INPUT MATERIAL:
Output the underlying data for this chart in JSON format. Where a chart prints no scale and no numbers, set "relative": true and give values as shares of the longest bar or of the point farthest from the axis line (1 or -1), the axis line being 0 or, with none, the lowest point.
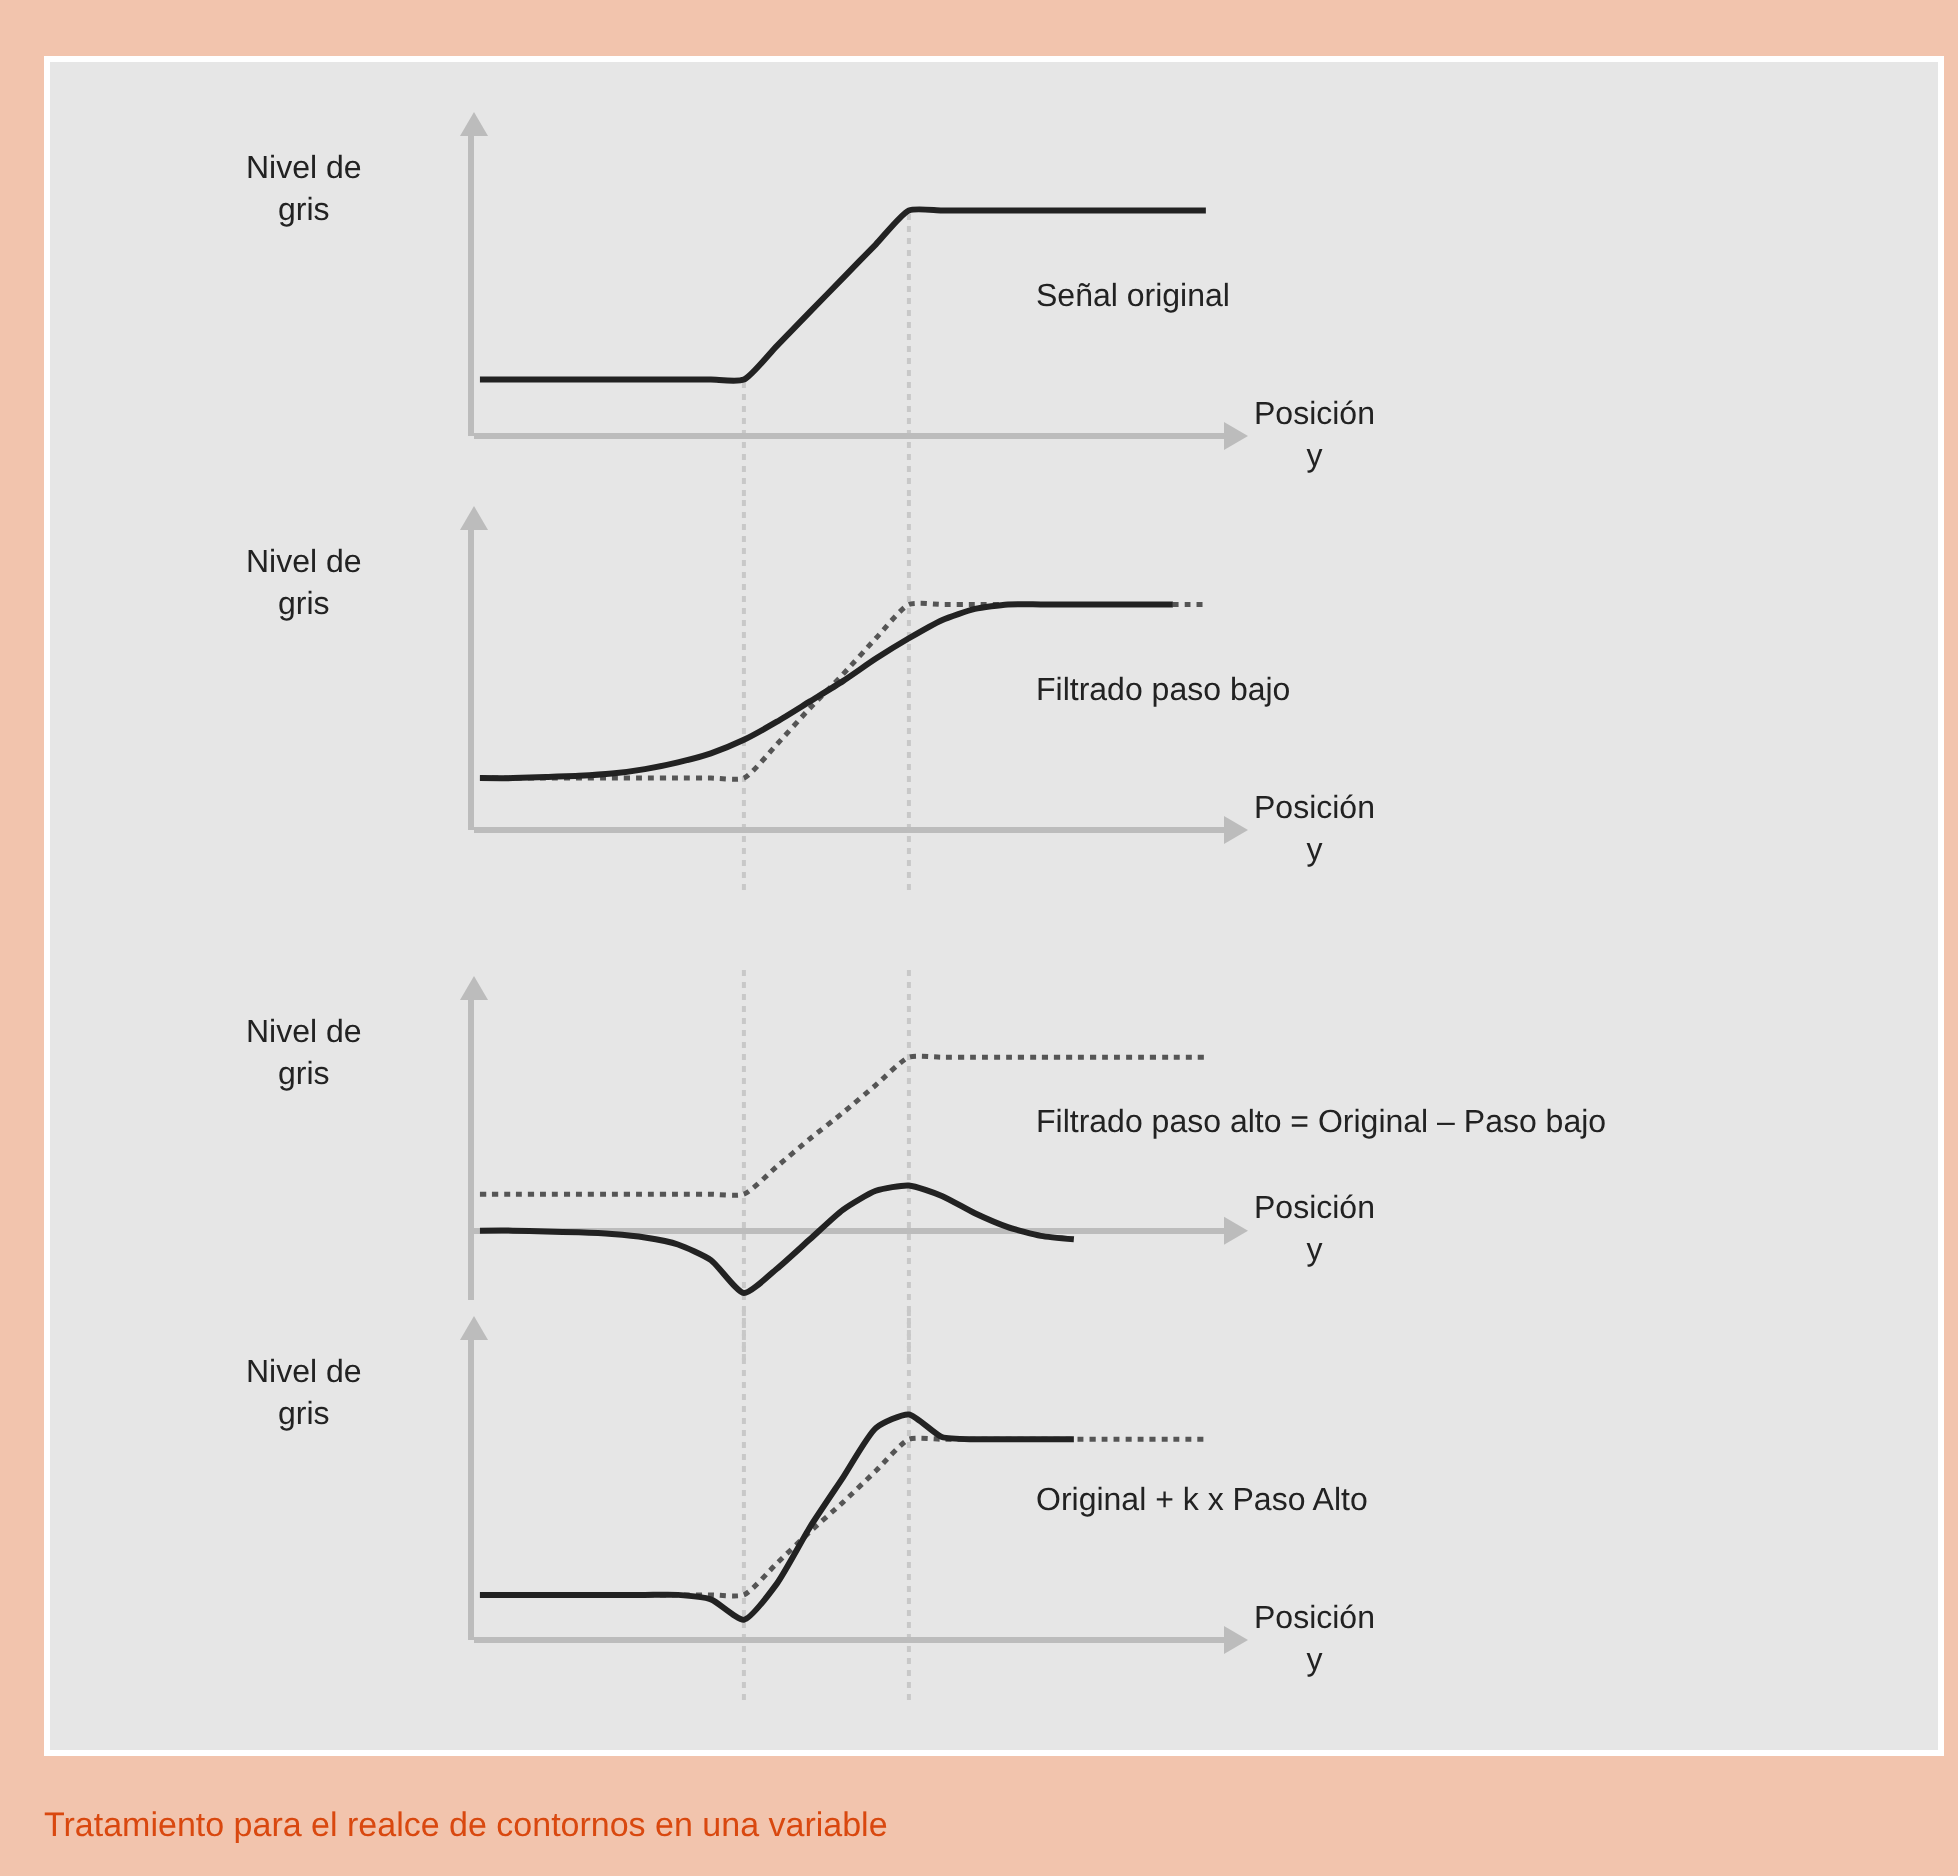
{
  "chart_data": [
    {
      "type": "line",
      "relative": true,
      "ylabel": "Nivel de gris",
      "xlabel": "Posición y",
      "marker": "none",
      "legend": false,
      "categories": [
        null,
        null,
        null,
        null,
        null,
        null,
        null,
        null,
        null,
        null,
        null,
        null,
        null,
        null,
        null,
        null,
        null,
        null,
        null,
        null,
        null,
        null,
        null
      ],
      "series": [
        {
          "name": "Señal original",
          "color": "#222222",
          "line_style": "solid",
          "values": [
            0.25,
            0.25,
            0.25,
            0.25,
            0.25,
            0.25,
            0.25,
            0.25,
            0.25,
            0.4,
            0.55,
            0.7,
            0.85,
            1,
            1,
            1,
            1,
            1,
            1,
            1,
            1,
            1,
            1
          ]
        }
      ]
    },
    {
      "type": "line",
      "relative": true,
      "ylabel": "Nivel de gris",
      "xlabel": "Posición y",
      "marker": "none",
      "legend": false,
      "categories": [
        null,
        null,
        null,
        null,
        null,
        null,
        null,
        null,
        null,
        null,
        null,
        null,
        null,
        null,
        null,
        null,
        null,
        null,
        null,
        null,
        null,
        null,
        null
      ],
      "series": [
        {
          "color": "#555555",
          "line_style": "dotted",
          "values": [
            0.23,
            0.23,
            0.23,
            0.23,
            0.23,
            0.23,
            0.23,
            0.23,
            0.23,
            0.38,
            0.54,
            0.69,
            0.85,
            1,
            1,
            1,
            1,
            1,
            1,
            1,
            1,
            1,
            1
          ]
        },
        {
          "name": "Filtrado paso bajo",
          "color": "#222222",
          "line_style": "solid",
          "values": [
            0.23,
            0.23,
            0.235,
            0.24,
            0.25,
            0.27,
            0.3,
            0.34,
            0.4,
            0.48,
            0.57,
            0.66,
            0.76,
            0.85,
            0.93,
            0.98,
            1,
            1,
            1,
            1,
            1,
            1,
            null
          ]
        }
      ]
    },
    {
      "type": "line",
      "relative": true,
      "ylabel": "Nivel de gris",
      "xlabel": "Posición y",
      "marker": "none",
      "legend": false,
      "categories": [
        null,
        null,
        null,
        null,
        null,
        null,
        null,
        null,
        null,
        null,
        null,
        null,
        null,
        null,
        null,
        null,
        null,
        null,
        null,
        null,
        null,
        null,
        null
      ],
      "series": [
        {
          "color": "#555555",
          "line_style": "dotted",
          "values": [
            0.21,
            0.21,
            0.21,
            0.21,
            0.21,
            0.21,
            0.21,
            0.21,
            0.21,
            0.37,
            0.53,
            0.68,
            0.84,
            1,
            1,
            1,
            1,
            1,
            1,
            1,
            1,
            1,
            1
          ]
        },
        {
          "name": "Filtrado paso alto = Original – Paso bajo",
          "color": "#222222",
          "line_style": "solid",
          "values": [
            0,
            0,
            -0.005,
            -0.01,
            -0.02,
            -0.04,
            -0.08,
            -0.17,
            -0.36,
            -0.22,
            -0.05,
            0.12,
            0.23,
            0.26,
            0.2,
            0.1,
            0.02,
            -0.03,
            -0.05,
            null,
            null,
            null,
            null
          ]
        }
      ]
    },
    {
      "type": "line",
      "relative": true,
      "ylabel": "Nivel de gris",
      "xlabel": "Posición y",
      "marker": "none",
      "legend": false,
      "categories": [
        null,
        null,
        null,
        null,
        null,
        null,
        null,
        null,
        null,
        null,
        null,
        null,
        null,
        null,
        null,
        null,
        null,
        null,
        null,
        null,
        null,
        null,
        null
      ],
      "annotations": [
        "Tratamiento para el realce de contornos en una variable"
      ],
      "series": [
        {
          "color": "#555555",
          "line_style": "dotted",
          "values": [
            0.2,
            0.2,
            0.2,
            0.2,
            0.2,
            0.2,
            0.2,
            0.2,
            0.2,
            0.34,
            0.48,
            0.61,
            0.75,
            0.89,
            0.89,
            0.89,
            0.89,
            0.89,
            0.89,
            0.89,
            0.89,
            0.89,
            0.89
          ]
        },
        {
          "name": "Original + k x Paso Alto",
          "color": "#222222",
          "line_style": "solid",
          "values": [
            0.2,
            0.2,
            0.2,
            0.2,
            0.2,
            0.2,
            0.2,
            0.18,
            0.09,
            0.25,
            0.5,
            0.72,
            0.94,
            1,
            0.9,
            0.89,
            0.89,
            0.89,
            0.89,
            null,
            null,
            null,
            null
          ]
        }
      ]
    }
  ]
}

TASK DETAILS: Without the pictures, repeat the listing above exactly.

OUTPUT OF THE TASK:
Output the underlying data for this chart in JSON format. Where a chart prints no scale and no numbers, set "relative": true and give values as shares of the longest bar or of the point farthest from the axis line (1 or -1), the axis line being 0 or, with none, the lowest point.
{
  "chart_data": [
    {
      "type": "line",
      "relative": true,
      "ylabel": "Nivel de gris",
      "xlabel": "Posición y",
      "marker": "none",
      "legend": false,
      "categories": [
        null,
        null,
        null,
        null,
        null,
        null,
        null,
        null,
        null,
        null,
        null,
        null,
        null,
        null,
        null,
        null,
        null,
        null,
        null,
        null,
        null,
        null,
        null
      ],
      "series": [
        {
          "name": "Señal original",
          "color": "#222222",
          "line_style": "solid",
          "values": [
            0.25,
            0.25,
            0.25,
            0.25,
            0.25,
            0.25,
            0.25,
            0.25,
            0.25,
            0.4,
            0.55,
            0.7,
            0.85,
            1,
            1,
            1,
            1,
            1,
            1,
            1,
            1,
            1,
            1
          ]
        }
      ]
    },
    {
      "type": "line",
      "relative": true,
      "ylabel": "Nivel de gris",
      "xlabel": "Posición y",
      "marker": "none",
      "legend": false,
      "categories": [
        null,
        null,
        null,
        null,
        null,
        null,
        null,
        null,
        null,
        null,
        null,
        null,
        null,
        null,
        null,
        null,
        null,
        null,
        null,
        null,
        null,
        null,
        null
      ],
      "series": [
        {
          "color": "#555555",
          "line_style": "dotted",
          "values": [
            0.23,
            0.23,
            0.23,
            0.23,
            0.23,
            0.23,
            0.23,
            0.23,
            0.23,
            0.38,
            0.54,
            0.69,
            0.85,
            1,
            1,
            1,
            1,
            1,
            1,
            1,
            1,
            1,
            1
          ]
        },
        {
          "name": "Filtrado paso bajo",
          "color": "#222222",
          "line_style": "solid",
          "values": [
            0.23,
            0.23,
            0.235,
            0.24,
            0.25,
            0.27,
            0.3,
            0.34,
            0.4,
            0.48,
            0.57,
            0.66,
            0.76,
            0.85,
            0.93,
            0.98,
            1,
            1,
            1,
            1,
            1,
            1,
            null
          ]
        }
      ]
    },
    {
      "type": "line",
      "relative": true,
      "ylabel": "Nivel de gris",
      "xlabel": "Posición y",
      "marker": "none",
      "legend": false,
      "categories": [
        null,
        null,
        null,
        null,
        null,
        null,
        null,
        null,
        null,
        null,
        null,
        null,
        null,
        null,
        null,
        null,
        null,
        null,
        null,
        null,
        null,
        null,
        null
      ],
      "series": [
        {
          "color": "#555555",
          "line_style": "dotted",
          "values": [
            0.21,
            0.21,
            0.21,
            0.21,
            0.21,
            0.21,
            0.21,
            0.21,
            0.21,
            0.37,
            0.53,
            0.68,
            0.84,
            1,
            1,
            1,
            1,
            1,
            1,
            1,
            1,
            1,
            1
          ]
        },
        {
          "name": "Filtrado paso alto = Original – Paso bajo",
          "color": "#222222",
          "line_style": "solid",
          "values": [
            0,
            0,
            -0.005,
            -0.01,
            -0.02,
            -0.04,
            -0.08,
            -0.17,
            -0.36,
            -0.22,
            -0.05,
            0.12,
            0.23,
            0.26,
            0.2,
            0.1,
            0.02,
            -0.03,
            -0.05,
            null,
            null,
            null,
            null
          ]
        }
      ]
    },
    {
      "type": "line",
      "relative": true,
      "ylabel": "Nivel de gris",
      "xlabel": "Posición y",
      "marker": "none",
      "legend": false,
      "categories": [
        null,
        null,
        null,
        null,
        null,
        null,
        null,
        null,
        null,
        null,
        null,
        null,
        null,
        null,
        null,
        null,
        null,
        null,
        null,
        null,
        null,
        null,
        null
      ],
      "annotations": [
        "Tratamiento para el realce de contornos en una variable"
      ],
      "series": [
        {
          "color": "#555555",
          "line_style": "dotted",
          "values": [
            0.2,
            0.2,
            0.2,
            0.2,
            0.2,
            0.2,
            0.2,
            0.2,
            0.2,
            0.34,
            0.48,
            0.61,
            0.75,
            0.89,
            0.89,
            0.89,
            0.89,
            0.89,
            0.89,
            0.89,
            0.89,
            0.89,
            0.89
          ]
        },
        {
          "name": "Original + k x Paso Alto",
          "color": "#222222",
          "line_style": "solid",
          "values": [
            0.2,
            0.2,
            0.2,
            0.2,
            0.2,
            0.2,
            0.2,
            0.18,
            0.09,
            0.25,
            0.5,
            0.72,
            0.94,
            1,
            0.9,
            0.89,
            0.89,
            0.89,
            0.89,
            null,
            null,
            null,
            null
          ]
        }
      ]
    }
  ]
}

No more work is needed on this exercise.